Records

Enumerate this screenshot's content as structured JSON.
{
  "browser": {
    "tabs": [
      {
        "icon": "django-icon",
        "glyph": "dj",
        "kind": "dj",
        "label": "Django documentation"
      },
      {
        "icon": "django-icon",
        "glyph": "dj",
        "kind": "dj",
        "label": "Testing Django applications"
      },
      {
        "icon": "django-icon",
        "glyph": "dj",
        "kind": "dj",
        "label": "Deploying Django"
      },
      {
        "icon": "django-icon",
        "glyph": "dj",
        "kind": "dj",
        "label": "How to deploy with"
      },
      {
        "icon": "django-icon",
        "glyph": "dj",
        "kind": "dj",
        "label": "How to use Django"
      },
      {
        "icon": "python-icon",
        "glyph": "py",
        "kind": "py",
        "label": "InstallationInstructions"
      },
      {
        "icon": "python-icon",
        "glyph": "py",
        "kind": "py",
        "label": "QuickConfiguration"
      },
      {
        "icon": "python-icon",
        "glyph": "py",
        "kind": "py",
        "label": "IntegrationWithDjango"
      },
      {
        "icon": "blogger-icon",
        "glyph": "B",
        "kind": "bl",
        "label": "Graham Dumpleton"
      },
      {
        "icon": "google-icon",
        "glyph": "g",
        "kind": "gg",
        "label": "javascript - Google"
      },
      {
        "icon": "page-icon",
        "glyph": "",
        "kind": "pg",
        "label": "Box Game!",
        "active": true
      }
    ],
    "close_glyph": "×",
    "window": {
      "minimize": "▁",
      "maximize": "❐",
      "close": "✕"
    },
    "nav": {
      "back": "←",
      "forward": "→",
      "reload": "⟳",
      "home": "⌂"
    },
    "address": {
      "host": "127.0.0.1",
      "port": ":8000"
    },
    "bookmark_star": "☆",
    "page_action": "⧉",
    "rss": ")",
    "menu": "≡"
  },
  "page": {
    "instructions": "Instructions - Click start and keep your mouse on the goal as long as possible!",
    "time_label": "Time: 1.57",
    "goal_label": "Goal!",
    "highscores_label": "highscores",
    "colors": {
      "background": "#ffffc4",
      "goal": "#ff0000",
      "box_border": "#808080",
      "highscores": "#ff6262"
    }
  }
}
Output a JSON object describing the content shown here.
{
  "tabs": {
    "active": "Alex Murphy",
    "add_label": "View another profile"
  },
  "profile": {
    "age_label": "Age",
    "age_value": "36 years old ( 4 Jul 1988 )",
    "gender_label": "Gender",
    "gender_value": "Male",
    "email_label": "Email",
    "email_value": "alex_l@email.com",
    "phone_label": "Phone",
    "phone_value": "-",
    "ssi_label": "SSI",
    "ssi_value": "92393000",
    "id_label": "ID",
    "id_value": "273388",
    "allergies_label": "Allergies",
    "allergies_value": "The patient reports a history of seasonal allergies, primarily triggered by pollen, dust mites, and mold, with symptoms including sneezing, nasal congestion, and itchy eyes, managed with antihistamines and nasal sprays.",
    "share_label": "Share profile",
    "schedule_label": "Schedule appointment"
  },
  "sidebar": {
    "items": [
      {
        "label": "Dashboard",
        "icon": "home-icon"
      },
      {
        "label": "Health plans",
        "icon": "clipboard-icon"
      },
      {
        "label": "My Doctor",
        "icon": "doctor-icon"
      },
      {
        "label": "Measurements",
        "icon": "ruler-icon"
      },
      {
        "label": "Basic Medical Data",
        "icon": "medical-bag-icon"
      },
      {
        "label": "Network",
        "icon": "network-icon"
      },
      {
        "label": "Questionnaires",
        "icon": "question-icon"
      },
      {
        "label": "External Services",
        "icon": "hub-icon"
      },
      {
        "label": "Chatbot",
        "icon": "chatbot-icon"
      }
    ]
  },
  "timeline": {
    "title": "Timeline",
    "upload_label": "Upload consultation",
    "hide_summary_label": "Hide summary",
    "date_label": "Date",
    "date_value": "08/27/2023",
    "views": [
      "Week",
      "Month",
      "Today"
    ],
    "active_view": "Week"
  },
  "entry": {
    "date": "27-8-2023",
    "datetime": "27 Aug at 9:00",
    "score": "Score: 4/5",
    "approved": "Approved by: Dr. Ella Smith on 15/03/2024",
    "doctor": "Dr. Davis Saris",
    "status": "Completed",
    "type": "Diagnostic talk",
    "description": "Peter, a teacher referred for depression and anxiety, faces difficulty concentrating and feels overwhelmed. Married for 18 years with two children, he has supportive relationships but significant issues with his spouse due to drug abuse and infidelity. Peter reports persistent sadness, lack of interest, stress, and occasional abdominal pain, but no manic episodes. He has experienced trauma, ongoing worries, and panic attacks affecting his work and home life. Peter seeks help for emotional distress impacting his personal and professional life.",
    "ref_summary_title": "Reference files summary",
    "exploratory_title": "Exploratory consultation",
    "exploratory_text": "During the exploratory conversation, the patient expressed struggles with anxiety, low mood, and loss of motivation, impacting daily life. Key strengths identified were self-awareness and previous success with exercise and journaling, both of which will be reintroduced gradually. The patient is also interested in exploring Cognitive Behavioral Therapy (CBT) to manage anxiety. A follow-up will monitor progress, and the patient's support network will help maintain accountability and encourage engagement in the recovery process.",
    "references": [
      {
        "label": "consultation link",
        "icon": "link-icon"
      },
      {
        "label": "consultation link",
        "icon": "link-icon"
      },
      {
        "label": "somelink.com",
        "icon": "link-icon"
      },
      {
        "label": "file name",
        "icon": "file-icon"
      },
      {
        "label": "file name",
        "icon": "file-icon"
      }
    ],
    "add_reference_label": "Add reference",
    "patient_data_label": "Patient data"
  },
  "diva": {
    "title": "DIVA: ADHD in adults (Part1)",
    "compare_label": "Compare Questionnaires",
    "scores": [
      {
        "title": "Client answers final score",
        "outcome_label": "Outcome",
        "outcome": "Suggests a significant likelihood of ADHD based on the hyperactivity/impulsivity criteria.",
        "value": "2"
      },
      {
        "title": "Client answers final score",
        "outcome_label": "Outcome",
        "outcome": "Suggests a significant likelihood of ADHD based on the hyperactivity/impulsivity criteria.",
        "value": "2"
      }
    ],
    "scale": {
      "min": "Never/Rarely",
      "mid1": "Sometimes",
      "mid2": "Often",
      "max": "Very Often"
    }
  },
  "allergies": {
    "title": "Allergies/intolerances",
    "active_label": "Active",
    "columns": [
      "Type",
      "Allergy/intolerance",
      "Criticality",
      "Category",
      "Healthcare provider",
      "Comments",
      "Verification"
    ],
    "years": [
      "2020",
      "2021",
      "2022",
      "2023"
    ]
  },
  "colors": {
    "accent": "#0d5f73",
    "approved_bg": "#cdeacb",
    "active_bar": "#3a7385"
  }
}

» SET EXERCISE: Every line of the data above should be reproduced word for word.

» THE ANSWER:
Enumerate this screenshot's content as structured JSON.
{
  "browser": {
    "tabs": [
      {
        "icon": "django-icon",
        "glyph": "dj",
        "kind": "dj",
        "label": "Django documentation"
      },
      {
        "icon": "django-icon",
        "glyph": "dj",
        "kind": "dj",
        "label": "Testing Django applications"
      },
      {
        "icon": "django-icon",
        "glyph": "dj",
        "kind": "dj",
        "label": "Deploying Django"
      },
      {
        "icon": "django-icon",
        "glyph": "dj",
        "kind": "dj",
        "label": "How to deploy with"
      },
      {
        "icon": "django-icon",
        "glyph": "dj",
        "kind": "dj",
        "label": "How to use Django"
      },
      {
        "icon": "python-icon",
        "glyph": "py",
        "kind": "py",
        "label": "InstallationInstructions"
      },
      {
        "icon": "python-icon",
        "glyph": "py",
        "kind": "py",
        "label": "QuickConfiguration"
      },
      {
        "icon": "python-icon",
        "glyph": "py",
        "kind": "py",
        "label": "IntegrationWithDjango"
      },
      {
        "icon": "blogger-icon",
        "glyph": "B",
        "kind": "bl",
        "label": "Graham Dumpleton"
      },
      {
        "icon": "google-icon",
        "glyph": "g",
        "kind": "gg",
        "label": "javascript - Google"
      },
      {
        "icon": "page-icon",
        "glyph": "",
        "kind": "pg",
        "label": "Box Game!",
        "active": true
      }
    ],
    "close_glyph": "×",
    "window": {
      "minimize": "▁",
      "maximize": "❐",
      "close": "✕"
    },
    "nav": {
      "back": "←",
      "forward": "→",
      "reload": "⟳",
      "home": "⌂"
    },
    "address": {
      "host": "127.0.0.1",
      "port": ":8000"
    },
    "bookmark_star": "☆",
    "page_action": "⧉",
    "rss": ")",
    "menu": "≡"
  },
  "page": {
    "instructions": "Instructions - Click start and keep your mouse on the goal as long as possible!",
    "time_label": "Time: 1.57",
    "goal_label": "Goal!",
    "highscores_label": "highscores",
    "colors": {
      "background": "#ffffc4",
      "goal": "#ff0000",
      "box_border": "#808080",
      "highscores": "#ff6262"
    }
  }
}
Output a JSON object describing the content shown here.
{
  "tabs": {
    "active": "Alex Murphy",
    "add_label": "View another profile"
  },
  "profile": {
    "age_label": "Age",
    "age_value": "36 years old ( 4 Jul 1988 )",
    "gender_label": "Gender",
    "gender_value": "Male",
    "email_label": "Email",
    "email_value": "alex_l@email.com",
    "phone_label": "Phone",
    "phone_value": "-",
    "ssi_label": "SSI",
    "ssi_value": "92393000",
    "id_label": "ID",
    "id_value": "273388",
    "allergies_label": "Allergies",
    "allergies_value": "The patient reports a history of seasonal allergies, primarily triggered by pollen, dust mites, and mold, with symptoms including sneezing, nasal congestion, and itchy eyes, managed with antihistamines and nasal sprays.",
    "share_label": "Share profile",
    "schedule_label": "Schedule appointment"
  },
  "sidebar": {
    "items": [
      {
        "label": "Dashboard",
        "icon": "home-icon"
      },
      {
        "label": "Health plans",
        "icon": "clipboard-icon"
      },
      {
        "label": "My Doctor",
        "icon": "doctor-icon"
      },
      {
        "label": "Measurements",
        "icon": "ruler-icon"
      },
      {
        "label": "Basic Medical Data",
        "icon": "medical-bag-icon"
      },
      {
        "label": "Network",
        "icon": "network-icon"
      },
      {
        "label": "Questionnaires",
        "icon": "question-icon"
      },
      {
        "label": "External Services",
        "icon": "hub-icon"
      },
      {
        "label": "Chatbot",
        "icon": "chatbot-icon"
      }
    ]
  },
  "timeline": {
    "title": "Timeline",
    "upload_label": "Upload consultation",
    "hide_summary_label": "Hide summary",
    "date_label": "Date",
    "date_value": "08/27/2023",
    "views": [
      "Week",
      "Month",
      "Today"
    ],
    "active_view": "Week"
  },
  "entry": {
    "date": "27-8-2023",
    "datetime": "27 Aug at 9:00",
    "score": "Score: 4/5",
    "approved": "Approved by: Dr. Ella Smith on 15/03/2024",
    "doctor": "Dr. Davis Saris",
    "status": "Completed",
    "type": "Diagnostic talk",
    "description": "Peter, a teacher referred for depression and anxiety, faces difficulty concentrating and feels overwhelmed. Married for 18 years with two children, he has supportive relationships but significant issues with his spouse due to drug abuse and infidelity. Peter reports persistent sadness, lack of interest, stress, and occasional abdominal pain, but no manic episodes. He has experienced trauma, ongoing worries, and panic attacks affecting his work and home life. Peter seeks help for emotional distress impacting his personal and professional life.",
    "ref_summary_title": "Reference files summary",
    "exploratory_title": "Exploratory consultation",
    "exploratory_text": "During the exploratory conversation, the patient expressed struggles with anxiety, low mood, and loss of motivation, impacting daily life. Key strengths identified were self-awareness and previous success with exercise and journaling, both of which will be reintroduced gradually. The patient is also interested in exploring Cognitive Behavioral Therapy (CBT) to manage anxiety. A follow-up will monitor progress, and the patient's support network will help maintain accountability and encourage engagement in the recovery process.",
    "references": [
      {
        "label": "consultation link",
        "icon": "link-icon"
      },
      {
        "label": "consultation link",
        "icon": "link-icon"
      },
      {
        "label": "somelink.com",
        "icon": "link-icon"
      },
      {
        "label": "file name",
        "icon": "file-icon"
      },
      {
        "label": "file name",
        "icon": "file-icon"
      }
    ],
    "add_reference_label": "Add reference",
    "patient_data_label": "Patient data"
  },
  "diva": {
    "title": "DIVA: ADHD in adults (Part1)",
    "compare_label": "Compare Questionnaires",
    "scores": [
      {
        "title": "Client answers final score",
        "outcome_label": "Outcome",
        "outcome": "Suggests a significant likelihood of ADHD based on the hyperactivity/impulsivity criteria.",
        "value": "2"
      },
      {
        "title": "Client answers final score",
        "outcome_label": "Outcome",
        "outcome": "Suggests a significant likelihood of ADHD based on the hyperactivity/impulsivity criteria.",
        "value": "2"
      }
    ],
    "scale": {
      "min": "Never/Rarely",
      "mid1": "Sometimes",
      "mid2": "Often",
      "max": "Very Often"
    }
  },
  "allergies": {
    "title": "Allergies/intolerances",
    "active_label": "Active",
    "columns": [
      "Type",
      "Allergy/intolerance",
      "Criticality",
      "Category",
      "Healthcare provider",
      "Comments",
      "Verification"
    ],
    "years": [
      "2020",
      "2021",
      "2022",
      "2023"
    ]
  },
  "colors": {
    "accent": "#0d5f73",
    "approved_bg": "#cdeacb",
    "active_bar": "#3a7385"
  }
}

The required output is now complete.